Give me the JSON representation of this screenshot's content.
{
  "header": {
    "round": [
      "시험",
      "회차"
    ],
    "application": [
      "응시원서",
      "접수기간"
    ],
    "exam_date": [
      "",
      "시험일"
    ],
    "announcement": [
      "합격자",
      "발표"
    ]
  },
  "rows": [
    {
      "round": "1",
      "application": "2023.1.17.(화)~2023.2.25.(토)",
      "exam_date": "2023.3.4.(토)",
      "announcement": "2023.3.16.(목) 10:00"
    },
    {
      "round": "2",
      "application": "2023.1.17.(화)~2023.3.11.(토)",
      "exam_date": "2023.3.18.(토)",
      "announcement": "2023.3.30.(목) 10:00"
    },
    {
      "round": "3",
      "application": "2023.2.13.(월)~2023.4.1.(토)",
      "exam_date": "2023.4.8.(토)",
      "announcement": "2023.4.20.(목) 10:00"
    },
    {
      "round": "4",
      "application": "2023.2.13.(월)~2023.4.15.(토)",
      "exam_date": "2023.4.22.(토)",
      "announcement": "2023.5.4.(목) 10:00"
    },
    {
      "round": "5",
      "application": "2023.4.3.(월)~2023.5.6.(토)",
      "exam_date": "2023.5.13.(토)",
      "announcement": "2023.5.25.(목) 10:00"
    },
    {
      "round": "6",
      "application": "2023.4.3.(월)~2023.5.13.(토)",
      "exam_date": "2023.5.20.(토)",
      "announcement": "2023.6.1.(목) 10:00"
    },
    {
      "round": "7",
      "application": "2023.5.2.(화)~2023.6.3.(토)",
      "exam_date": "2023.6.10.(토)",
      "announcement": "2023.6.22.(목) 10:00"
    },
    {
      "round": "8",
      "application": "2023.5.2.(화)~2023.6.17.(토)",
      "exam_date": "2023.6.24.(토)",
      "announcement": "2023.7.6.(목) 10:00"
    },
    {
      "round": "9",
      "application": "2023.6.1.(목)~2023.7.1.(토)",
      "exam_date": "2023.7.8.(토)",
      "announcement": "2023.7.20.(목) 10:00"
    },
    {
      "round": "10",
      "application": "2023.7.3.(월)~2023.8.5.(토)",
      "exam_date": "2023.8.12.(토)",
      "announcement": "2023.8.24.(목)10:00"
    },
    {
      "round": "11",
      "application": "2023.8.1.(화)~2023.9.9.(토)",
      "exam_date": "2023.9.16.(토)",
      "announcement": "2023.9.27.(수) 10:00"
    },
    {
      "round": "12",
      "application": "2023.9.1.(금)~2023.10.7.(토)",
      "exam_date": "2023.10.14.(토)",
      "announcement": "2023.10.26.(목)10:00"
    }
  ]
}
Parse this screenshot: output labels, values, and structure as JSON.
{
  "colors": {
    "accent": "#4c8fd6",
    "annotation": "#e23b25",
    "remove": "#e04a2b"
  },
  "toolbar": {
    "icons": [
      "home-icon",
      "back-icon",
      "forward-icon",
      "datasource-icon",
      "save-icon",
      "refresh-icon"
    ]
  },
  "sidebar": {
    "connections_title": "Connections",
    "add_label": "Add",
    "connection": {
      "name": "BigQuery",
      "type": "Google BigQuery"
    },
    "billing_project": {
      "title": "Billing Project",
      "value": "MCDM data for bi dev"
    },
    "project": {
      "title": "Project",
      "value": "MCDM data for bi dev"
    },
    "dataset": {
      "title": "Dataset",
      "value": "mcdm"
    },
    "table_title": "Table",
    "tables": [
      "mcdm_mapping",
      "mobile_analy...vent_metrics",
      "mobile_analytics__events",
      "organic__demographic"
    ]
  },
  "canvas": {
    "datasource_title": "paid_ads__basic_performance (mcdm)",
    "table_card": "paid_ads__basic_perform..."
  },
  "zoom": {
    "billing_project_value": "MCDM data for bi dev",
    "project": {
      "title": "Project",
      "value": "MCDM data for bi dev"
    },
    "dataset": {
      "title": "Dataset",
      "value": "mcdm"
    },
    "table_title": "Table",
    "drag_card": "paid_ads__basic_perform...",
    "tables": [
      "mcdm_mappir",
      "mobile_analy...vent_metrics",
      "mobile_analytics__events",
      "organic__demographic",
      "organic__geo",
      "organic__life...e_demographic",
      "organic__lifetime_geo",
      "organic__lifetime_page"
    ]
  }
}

◇ ◇ ◇ ◇ ◇ ◇ ◇

Copy all the records above precisely.

Give me the JSON representation of this screenshot's content.
{
  "header": {
    "round": [
      "시험",
      "회차"
    ],
    "application": [
      "응시원서",
      "접수기간"
    ],
    "exam_date": [
      "",
      "시험일"
    ],
    "announcement": [
      "합격자",
      "발표"
    ]
  },
  "rows": [
    {
      "round": "1",
      "application": "2023.1.17.(화)~2023.2.25.(토)",
      "exam_date": "2023.3.4.(토)",
      "announcement": "2023.3.16.(목) 10:00"
    },
    {
      "round": "2",
      "application": "2023.1.17.(화)~2023.3.11.(토)",
      "exam_date": "2023.3.18.(토)",
      "announcement": "2023.3.30.(목) 10:00"
    },
    {
      "round": "3",
      "application": "2023.2.13.(월)~2023.4.1.(토)",
      "exam_date": "2023.4.8.(토)",
      "announcement": "2023.4.20.(목) 10:00"
    },
    {
      "round": "4",
      "application": "2023.2.13.(월)~2023.4.15.(토)",
      "exam_date": "2023.4.22.(토)",
      "announcement": "2023.5.4.(목) 10:00"
    },
    {
      "round": "5",
      "application": "2023.4.3.(월)~2023.5.6.(토)",
      "exam_date": "2023.5.13.(토)",
      "announcement": "2023.5.25.(목) 10:00"
    },
    {
      "round": "6",
      "application": "2023.4.3.(월)~2023.5.13.(토)",
      "exam_date": "2023.5.20.(토)",
      "announcement": "2023.6.1.(목) 10:00"
    },
    {
      "round": "7",
      "application": "2023.5.2.(화)~2023.6.3.(토)",
      "exam_date": "2023.6.10.(토)",
      "announcement": "2023.6.22.(목) 10:00"
    },
    {
      "round": "8",
      "application": "2023.5.2.(화)~2023.6.17.(토)",
      "exam_date": "2023.6.24.(토)",
      "announcement": "2023.7.6.(목) 10:00"
    },
    {
      "round": "9",
      "application": "2023.6.1.(목)~2023.7.1.(토)",
      "exam_date": "2023.7.8.(토)",
      "announcement": "2023.7.20.(목) 10:00"
    },
    {
      "round": "10",
      "application": "2023.7.3.(월)~2023.8.5.(토)",
      "exam_date": "2023.8.12.(토)",
      "announcement": "2023.8.24.(목)10:00"
    },
    {
      "round": "11",
      "application": "2023.8.1.(화)~2023.9.9.(토)",
      "exam_date": "2023.9.16.(토)",
      "announcement": "2023.9.27.(수) 10:00"
    },
    {
      "round": "12",
      "application": "2023.9.1.(금)~2023.10.7.(토)",
      "exam_date": "2023.10.14.(토)",
      "announcement": "2023.10.26.(목)10:00"
    }
  ]
}
Parse this screenshot: output labels, values, and structure as JSON.
{
  "colors": {
    "accent": "#4c8fd6",
    "annotation": "#e23b25",
    "remove": "#e04a2b"
  },
  "toolbar": {
    "icons": [
      "home-icon",
      "back-icon",
      "forward-icon",
      "datasource-icon",
      "save-icon",
      "refresh-icon"
    ]
  },
  "sidebar": {
    "connections_title": "Connections",
    "add_label": "Add",
    "connection": {
      "name": "BigQuery",
      "type": "Google BigQuery"
    },
    "billing_project": {
      "title": "Billing Project",
      "value": "MCDM data for bi dev"
    },
    "project": {
      "title": "Project",
      "value": "MCDM data for bi dev"
    },
    "dataset": {
      "title": "Dataset",
      "value": "mcdm"
    },
    "table_title": "Table",
    "tables": [
      "mcdm_mapping",
      "mobile_analy...vent_metrics",
      "mobile_analytics__events",
      "organic__demographic"
    ]
  },
  "canvas": {
    "datasource_title": "paid_ads__basic_performance (mcdm)",
    "table_card": "paid_ads__basic_perform..."
  },
  "zoom": {
    "billing_project_value": "MCDM data for bi dev",
    "project": {
      "title": "Project",
      "value": "MCDM data for bi dev"
    },
    "dataset": {
      "title": "Dataset",
      "value": "mcdm"
    },
    "table_title": "Table",
    "drag_card": "paid_ads__basic_perform...",
    "tables": [
      "mcdm_mappir",
      "mobile_analy...vent_metrics",
      "mobile_analytics__events",
      "organic__demographic",
      "organic__geo",
      "organic__life...e_demographic",
      "organic__lifetime_geo",
      "organic__lifetime_page"
    ]
  }
}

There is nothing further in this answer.